» **DIRECTION**: Repeat the data word for word. Do not include the pictures.

» **LISTING**:
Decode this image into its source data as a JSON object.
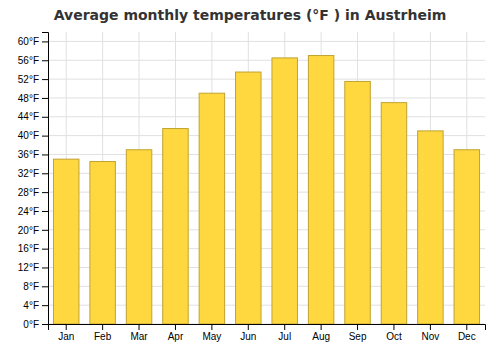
{
  "chart_data": {
    "type": "bar",
    "title": "Average monthly temperatures (°F ) in Austrheim",
    "categories": [
      "Jan",
      "Feb",
      "Mar",
      "Apr",
      "May",
      "Jun",
      "Jul",
      "Aug",
      "Sep",
      "Oct",
      "Nov",
      "Dec"
    ],
    "values": [
      35.0,
      34.5,
      37.0,
      41.5,
      49.0,
      53.5,
      56.5,
      57.0,
      51.5,
      47.0,
      41.0,
      37.0
    ],
    "color": "#FFD840",
    "ylim": [
      0,
      62
    ],
    "yticks": [
      {
        "value": 0,
        "label": "0°F"
      },
      {
        "value": 4,
        "label": "4°F"
      },
      {
        "value": 8,
        "label": "8°F"
      },
      {
        "value": 12,
        "label": "12°F"
      },
      {
        "value": 16,
        "label": "16°F"
      },
      {
        "value": 20,
        "label": "20°F"
      },
      {
        "value": 24,
        "label": "24°F"
      },
      {
        "value": 28,
        "label": "28°F"
      },
      {
        "value": 32,
        "label": "32°F"
      },
      {
        "value": 36,
        "label": "36°F"
      },
      {
        "value": 40,
        "label": "40°F"
      },
      {
        "value": 44,
        "label": "44°F"
      },
      {
        "value": 48,
        "label": "48°F"
      },
      {
        "value": 52,
        "label": "52°F"
      },
      {
        "value": 56,
        "label": "56°F"
      },
      {
        "value": 60,
        "label": "60°F"
      }
    ],
    "grid": true
  }
}
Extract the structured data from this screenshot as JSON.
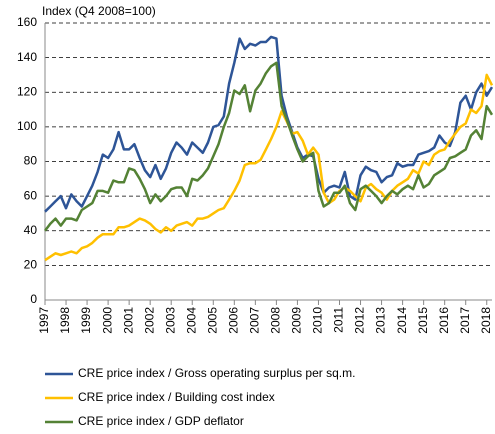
{
  "chart_data": {
    "type": "line",
    "y_axis_label": "Index (Q4 2008=100)",
    "x": [
      1997,
      1997.25,
      1997.5,
      1997.75,
      1998,
      1998.25,
      1998.5,
      1998.75,
      1999,
      1999.25,
      1999.5,
      1999.75,
      2000,
      2000.25,
      2000.5,
      2000.75,
      2001,
      2001.25,
      2001.5,
      2001.75,
      2002,
      2002.25,
      2002.5,
      2002.75,
      2003,
      2003.25,
      2003.5,
      2003.75,
      2004,
      2004.25,
      2004.5,
      2004.75,
      2005,
      2005.25,
      2005.5,
      2005.75,
      2006,
      2006.25,
      2006.5,
      2006.75,
      2007,
      2007.25,
      2007.5,
      2007.75,
      2008,
      2008.25,
      2008.5,
      2008.75,
      2009,
      2009.25,
      2009.5,
      2009.75,
      2010,
      2010.25,
      2010.5,
      2010.75,
      2011,
      2011.25,
      2011.5,
      2011.75,
      2012,
      2012.25,
      2012.5,
      2012.75,
      2013,
      2013.25,
      2013.5,
      2013.75,
      2014,
      2014.25,
      2014.5,
      2014.75,
      2015,
      2015.25,
      2015.5,
      2015.75,
      2016,
      2016.25,
      2016.5,
      2016.75,
      2017,
      2017.25,
      2017.5,
      2017.75,
      2018,
      2018.25
    ],
    "series": [
      {
        "name": "CRE price index / Gross operating surplus per sq.m.",
        "color": "#2e5597",
        "values": [
          51,
          54,
          57,
          60,
          53,
          61,
          57,
          54,
          60,
          66,
          74,
          84,
          82,
          87,
          97,
          87,
          87,
          90,
          82,
          75,
          71,
          78,
          70,
          76,
          85,
          91,
          88,
          84,
          91,
          88,
          85,
          91,
          100,
          101,
          106,
          125,
          137,
          151,
          145,
          148,
          147,
          149,
          149,
          152,
          151,
          118,
          106,
          97,
          88,
          82,
          84,
          83,
          70,
          62,
          65,
          66,
          65,
          74,
          60,
          58,
          72,
          77,
          75,
          74,
          68,
          71,
          72,
          79,
          77,
          78,
          78,
          84,
          85,
          86,
          88,
          95,
          91,
          89,
          97,
          114,
          118,
          110,
          120,
          125,
          118,
          123
        ]
      },
      {
        "name": "CRE price index / Building cost index",
        "color": "#ffc000",
        "values": [
          23,
          25,
          27,
          26,
          27,
          28,
          27,
          30,
          31,
          33,
          36,
          38,
          38,
          38,
          42,
          42,
          43,
          45,
          47,
          46,
          44,
          41,
          39,
          42,
          40,
          43,
          44,
          45,
          43,
          47,
          47,
          48,
          50,
          52,
          53,
          58,
          63,
          69,
          78,
          79,
          79,
          81,
          87,
          93,
          100,
          109,
          103,
          96,
          97,
          92,
          84,
          88,
          84,
          62,
          56,
          58,
          63,
          65,
          63,
          60,
          57,
          65,
          67,
          64,
          62,
          58,
          63,
          66,
          68,
          70,
          75,
          73,
          80,
          78,
          84,
          86,
          87,
          92,
          96,
          100,
          102,
          110,
          108,
          112,
          130,
          124
        ]
      },
      {
        "name": "CRE price index / GDP deflator",
        "color": "#548235",
        "values": [
          40,
          44,
          47,
          43,
          47,
          47,
          46,
          52,
          54,
          56,
          63,
          63,
          62,
          69,
          68,
          68,
          76,
          75,
          70,
          64,
          56,
          61,
          57,
          60,
          64,
          65,
          65,
          60,
          70,
          69,
          72,
          76,
          83,
          90,
          100,
          108,
          121,
          119,
          124,
          109,
          121,
          125,
          131,
          135,
          137,
          112,
          104,
          95,
          87,
          80,
          83,
          85,
          63,
          54,
          56,
          62,
          62,
          66,
          56,
          52,
          64,
          66,
          63,
          60,
          56,
          60,
          63,
          61,
          64,
          66,
          64,
          72,
          65,
          67,
          72,
          74,
          76,
          82,
          83,
          85,
          87,
          95,
          98,
          93,
          112,
          107
        ]
      }
    ],
    "xlim": [
      1997,
      2018.25
    ],
    "xticks": [
      1997,
      1998,
      1999,
      2000,
      2001,
      2002,
      2003,
      2004,
      2005,
      2006,
      2007,
      2008,
      2009,
      2010,
      2011,
      2012,
      2013,
      2014,
      2015,
      2016,
      2017,
      2018
    ],
    "ylim": [
      0,
      160
    ],
    "yticks": [
      0,
      20,
      40,
      60,
      80,
      100,
      120,
      140,
      160
    ],
    "grid": true
  }
}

» **RESPONSE**:
Decode this image into its source data as a JSON object.
{
  "chart_data": {
    "type": "bar",
    "title": "Average monthly temperatures (°F ) in Austrheim",
    "categories": [
      "Jan",
      "Feb",
      "Mar",
      "Apr",
      "May",
      "Jun",
      "Jul",
      "Aug",
      "Sep",
      "Oct",
      "Nov",
      "Dec"
    ],
    "values": [
      35.0,
      34.5,
      37.0,
      41.5,
      49.0,
      53.5,
      56.5,
      57.0,
      51.5,
      47.0,
      41.0,
      37.0
    ],
    "color": "#FFD840",
    "ylim": [
      0,
      62
    ],
    "yticks": [
      {
        "value": 0,
        "label": "0°F"
      },
      {
        "value": 4,
        "label": "4°F"
      },
      {
        "value": 8,
        "label": "8°F"
      },
      {
        "value": 12,
        "label": "12°F"
      },
      {
        "value": 16,
        "label": "16°F"
      },
      {
        "value": 20,
        "label": "20°F"
      },
      {
        "value": 24,
        "label": "24°F"
      },
      {
        "value": 28,
        "label": "28°F"
      },
      {
        "value": 32,
        "label": "32°F"
      },
      {
        "value": 36,
        "label": "36°F"
      },
      {
        "value": 40,
        "label": "40°F"
      },
      {
        "value": 44,
        "label": "44°F"
      },
      {
        "value": 48,
        "label": "48°F"
      },
      {
        "value": 52,
        "label": "52°F"
      },
      {
        "value": 56,
        "label": "56°F"
      },
      {
        "value": 60,
        "label": "60°F"
      }
    ],
    "grid": true
  }
}
Extract the structured data from this screenshot as JSON.
{
  "chart_data": {
    "type": "line",
    "y_axis_label": "Index (Q4 2008=100)",
    "x": [
      1997,
      1997.25,
      1997.5,
      1997.75,
      1998,
      1998.25,
      1998.5,
      1998.75,
      1999,
      1999.25,
      1999.5,
      1999.75,
      2000,
      2000.25,
      2000.5,
      2000.75,
      2001,
      2001.25,
      2001.5,
      2001.75,
      2002,
      2002.25,
      2002.5,
      2002.75,
      2003,
      2003.25,
      2003.5,
      2003.75,
      2004,
      2004.25,
      2004.5,
      2004.75,
      2005,
      2005.25,
      2005.5,
      2005.75,
      2006,
      2006.25,
      2006.5,
      2006.75,
      2007,
      2007.25,
      2007.5,
      2007.75,
      2008,
      2008.25,
      2008.5,
      2008.75,
      2009,
      2009.25,
      2009.5,
      2009.75,
      2010,
      2010.25,
      2010.5,
      2010.75,
      2011,
      2011.25,
      2011.5,
      2011.75,
      2012,
      2012.25,
      2012.5,
      2012.75,
      2013,
      2013.25,
      2013.5,
      2013.75,
      2014,
      2014.25,
      2014.5,
      2014.75,
      2015,
      2015.25,
      2015.5,
      2015.75,
      2016,
      2016.25,
      2016.5,
      2016.75,
      2017,
      2017.25,
      2017.5,
      2017.75,
      2018,
      2018.25
    ],
    "series": [
      {
        "name": "CRE price index / Gross operating surplus per sq.m.",
        "color": "#2e5597",
        "values": [
          51,
          54,
          57,
          60,
          53,
          61,
          57,
          54,
          60,
          66,
          74,
          84,
          82,
          87,
          97,
          87,
          87,
          90,
          82,
          75,
          71,
          78,
          70,
          76,
          85,
          91,
          88,
          84,
          91,
          88,
          85,
          91,
          100,
          101,
          106,
          125,
          137,
          151,
          145,
          148,
          147,
          149,
          149,
          152,
          151,
          118,
          106,
          97,
          88,
          82,
          84,
          83,
          70,
          62,
          65,
          66,
          65,
          74,
          60,
          58,
          72,
          77,
          75,
          74,
          68,
          71,
          72,
          79,
          77,
          78,
          78,
          84,
          85,
          86,
          88,
          95,
          91,
          89,
          97,
          114,
          118,
          110,
          120,
          125,
          118,
          123
        ]
      },
      {
        "name": "CRE price index / Building cost index",
        "color": "#ffc000",
        "values": [
          23,
          25,
          27,
          26,
          27,
          28,
          27,
          30,
          31,
          33,
          36,
          38,
          38,
          38,
          42,
          42,
          43,
          45,
          47,
          46,
          44,
          41,
          39,
          42,
          40,
          43,
          44,
          45,
          43,
          47,
          47,
          48,
          50,
          52,
          53,
          58,
          63,
          69,
          78,
          79,
          79,
          81,
          87,
          93,
          100,
          109,
          103,
          96,
          97,
          92,
          84,
          88,
          84,
          62,
          56,
          58,
          63,
          65,
          63,
          60,
          57,
          65,
          67,
          64,
          62,
          58,
          63,
          66,
          68,
          70,
          75,
          73,
          80,
          78,
          84,
          86,
          87,
          92,
          96,
          100,
          102,
          110,
          108,
          112,
          130,
          124
        ]
      },
      {
        "name": "CRE price index / GDP deflator",
        "color": "#548235",
        "values": [
          40,
          44,
          47,
          43,
          47,
          47,
          46,
          52,
          54,
          56,
          63,
          63,
          62,
          69,
          68,
          68,
          76,
          75,
          70,
          64,
          56,
          61,
          57,
          60,
          64,
          65,
          65,
          60,
          70,
          69,
          72,
          76,
          83,
          90,
          100,
          108,
          121,
          119,
          124,
          109,
          121,
          125,
          131,
          135,
          137,
          112,
          104,
          95,
          87,
          80,
          83,
          85,
          63,
          54,
          56,
          62,
          62,
          66,
          56,
          52,
          64,
          66,
          63,
          60,
          56,
          60,
          63,
          61,
          64,
          66,
          64,
          72,
          65,
          67,
          72,
          74,
          76,
          82,
          83,
          85,
          87,
          95,
          98,
          93,
          112,
          107
        ]
      }
    ],
    "xlim": [
      1997,
      2018.25
    ],
    "xticks": [
      1997,
      1998,
      1999,
      2000,
      2001,
      2002,
      2003,
      2004,
      2005,
      2006,
      2007,
      2008,
      2009,
      2010,
      2011,
      2012,
      2013,
      2014,
      2015,
      2016,
      2017,
      2018
    ],
    "ylim": [
      0,
      160
    ],
    "yticks": [
      0,
      20,
      40,
      60,
      80,
      100,
      120,
      140,
      160
    ],
    "grid": true
  }
}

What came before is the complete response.